-- Begin The records --

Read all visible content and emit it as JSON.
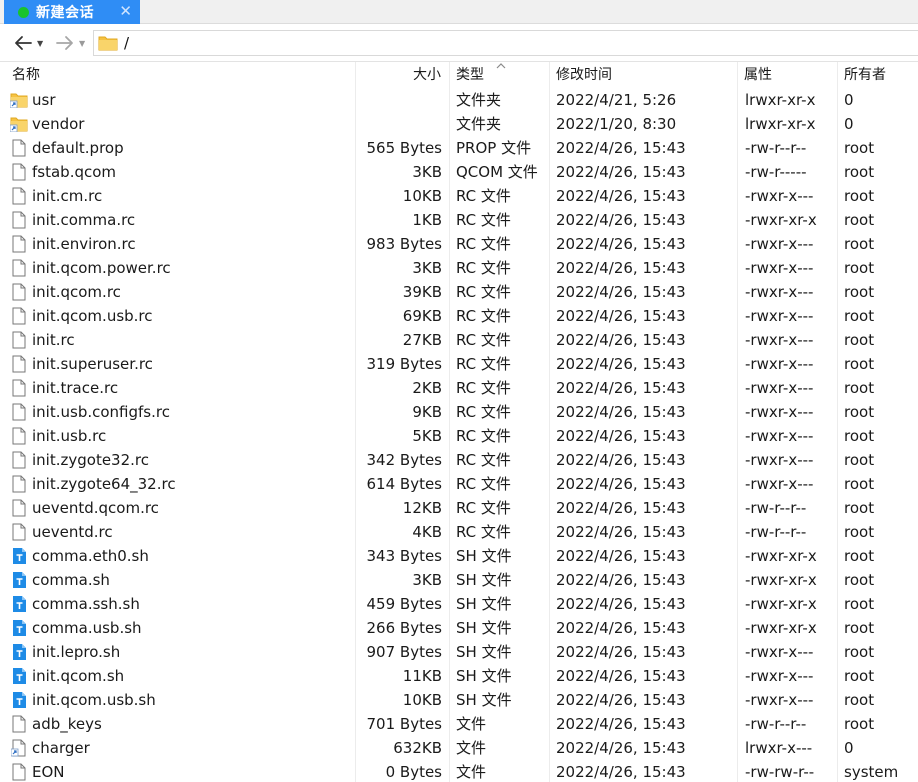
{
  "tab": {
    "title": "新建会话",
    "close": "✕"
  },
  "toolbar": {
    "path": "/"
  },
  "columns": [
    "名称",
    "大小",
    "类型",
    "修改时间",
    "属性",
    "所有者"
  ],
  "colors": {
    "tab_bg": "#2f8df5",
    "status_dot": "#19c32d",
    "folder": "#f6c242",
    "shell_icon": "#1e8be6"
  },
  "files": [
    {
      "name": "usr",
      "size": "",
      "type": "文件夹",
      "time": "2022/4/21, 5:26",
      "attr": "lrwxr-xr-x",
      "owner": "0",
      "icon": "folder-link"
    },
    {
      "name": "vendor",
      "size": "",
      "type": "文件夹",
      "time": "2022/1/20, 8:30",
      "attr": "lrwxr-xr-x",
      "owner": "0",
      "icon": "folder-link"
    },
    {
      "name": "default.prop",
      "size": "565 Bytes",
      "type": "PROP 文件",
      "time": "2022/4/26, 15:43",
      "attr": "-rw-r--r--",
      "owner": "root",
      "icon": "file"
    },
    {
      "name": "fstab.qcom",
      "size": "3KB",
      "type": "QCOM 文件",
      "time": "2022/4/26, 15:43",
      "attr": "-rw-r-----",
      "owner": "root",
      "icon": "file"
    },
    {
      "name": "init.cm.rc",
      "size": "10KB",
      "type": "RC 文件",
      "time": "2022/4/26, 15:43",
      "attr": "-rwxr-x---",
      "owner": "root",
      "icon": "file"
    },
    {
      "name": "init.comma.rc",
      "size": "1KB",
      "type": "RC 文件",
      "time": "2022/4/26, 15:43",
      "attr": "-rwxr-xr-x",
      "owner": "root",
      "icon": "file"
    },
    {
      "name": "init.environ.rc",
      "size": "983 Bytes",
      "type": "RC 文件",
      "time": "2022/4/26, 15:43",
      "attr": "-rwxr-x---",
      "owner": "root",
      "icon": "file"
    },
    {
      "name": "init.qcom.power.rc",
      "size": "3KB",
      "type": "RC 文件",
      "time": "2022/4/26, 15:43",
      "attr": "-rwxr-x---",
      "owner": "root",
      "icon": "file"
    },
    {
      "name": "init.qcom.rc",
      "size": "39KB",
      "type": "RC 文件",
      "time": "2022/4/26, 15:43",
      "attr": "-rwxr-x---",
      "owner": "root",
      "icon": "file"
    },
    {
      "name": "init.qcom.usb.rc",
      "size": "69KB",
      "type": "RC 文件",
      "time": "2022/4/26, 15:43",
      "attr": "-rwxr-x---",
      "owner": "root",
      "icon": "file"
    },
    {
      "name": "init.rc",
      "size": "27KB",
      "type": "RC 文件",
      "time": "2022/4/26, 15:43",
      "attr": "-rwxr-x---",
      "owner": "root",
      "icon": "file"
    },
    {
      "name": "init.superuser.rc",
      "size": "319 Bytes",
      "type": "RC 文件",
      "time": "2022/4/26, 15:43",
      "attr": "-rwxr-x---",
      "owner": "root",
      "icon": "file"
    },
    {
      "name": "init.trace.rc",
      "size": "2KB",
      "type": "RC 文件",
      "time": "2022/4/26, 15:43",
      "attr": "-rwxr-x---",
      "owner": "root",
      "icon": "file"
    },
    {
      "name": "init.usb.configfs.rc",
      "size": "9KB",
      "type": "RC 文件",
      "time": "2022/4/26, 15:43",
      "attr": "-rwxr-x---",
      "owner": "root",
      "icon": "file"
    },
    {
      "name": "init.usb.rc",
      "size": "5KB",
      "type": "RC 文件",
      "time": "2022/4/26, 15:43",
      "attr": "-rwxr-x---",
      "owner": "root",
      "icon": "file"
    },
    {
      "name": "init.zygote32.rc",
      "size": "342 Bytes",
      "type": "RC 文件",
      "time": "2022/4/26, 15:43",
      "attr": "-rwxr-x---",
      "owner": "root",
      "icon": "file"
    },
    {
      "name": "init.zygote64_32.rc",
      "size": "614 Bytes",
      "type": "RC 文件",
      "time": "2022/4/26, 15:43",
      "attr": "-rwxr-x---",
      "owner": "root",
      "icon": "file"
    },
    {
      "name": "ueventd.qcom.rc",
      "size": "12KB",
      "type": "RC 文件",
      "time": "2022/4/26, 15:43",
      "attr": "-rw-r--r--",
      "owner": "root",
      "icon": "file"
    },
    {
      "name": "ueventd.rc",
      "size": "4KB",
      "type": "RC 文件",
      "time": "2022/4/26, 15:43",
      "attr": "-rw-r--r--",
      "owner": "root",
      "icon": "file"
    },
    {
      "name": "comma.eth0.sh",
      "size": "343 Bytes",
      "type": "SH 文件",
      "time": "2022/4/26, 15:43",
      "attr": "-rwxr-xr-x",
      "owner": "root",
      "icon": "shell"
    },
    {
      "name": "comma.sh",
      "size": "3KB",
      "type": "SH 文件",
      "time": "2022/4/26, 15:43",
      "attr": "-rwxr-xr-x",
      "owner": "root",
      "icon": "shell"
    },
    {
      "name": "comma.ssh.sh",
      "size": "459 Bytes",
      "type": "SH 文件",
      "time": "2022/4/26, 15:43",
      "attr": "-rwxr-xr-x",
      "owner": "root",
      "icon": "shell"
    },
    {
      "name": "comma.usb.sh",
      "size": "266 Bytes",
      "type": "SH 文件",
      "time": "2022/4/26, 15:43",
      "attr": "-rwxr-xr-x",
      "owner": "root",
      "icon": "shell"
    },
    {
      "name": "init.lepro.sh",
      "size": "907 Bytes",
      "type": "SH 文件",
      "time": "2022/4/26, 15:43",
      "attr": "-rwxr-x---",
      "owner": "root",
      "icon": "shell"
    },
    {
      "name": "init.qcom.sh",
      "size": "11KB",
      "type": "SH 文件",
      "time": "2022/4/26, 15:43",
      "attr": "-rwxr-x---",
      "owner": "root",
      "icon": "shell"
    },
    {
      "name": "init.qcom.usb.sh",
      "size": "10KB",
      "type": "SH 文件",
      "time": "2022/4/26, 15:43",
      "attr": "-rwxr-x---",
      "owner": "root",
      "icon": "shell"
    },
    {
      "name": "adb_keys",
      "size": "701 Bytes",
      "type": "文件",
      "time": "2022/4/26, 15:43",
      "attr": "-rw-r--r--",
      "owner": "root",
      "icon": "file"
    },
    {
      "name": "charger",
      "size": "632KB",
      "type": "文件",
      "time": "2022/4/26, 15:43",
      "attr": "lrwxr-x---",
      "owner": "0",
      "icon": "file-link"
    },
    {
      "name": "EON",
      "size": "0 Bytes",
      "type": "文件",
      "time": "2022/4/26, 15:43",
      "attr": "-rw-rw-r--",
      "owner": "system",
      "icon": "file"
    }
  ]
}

-- End The records --

* Problem description *
Select, from the listing, all lines that include the word "ueventd".

* Task solution *
      "name": "ueventd.qcom.rc",
      "name": "ueventd.rc",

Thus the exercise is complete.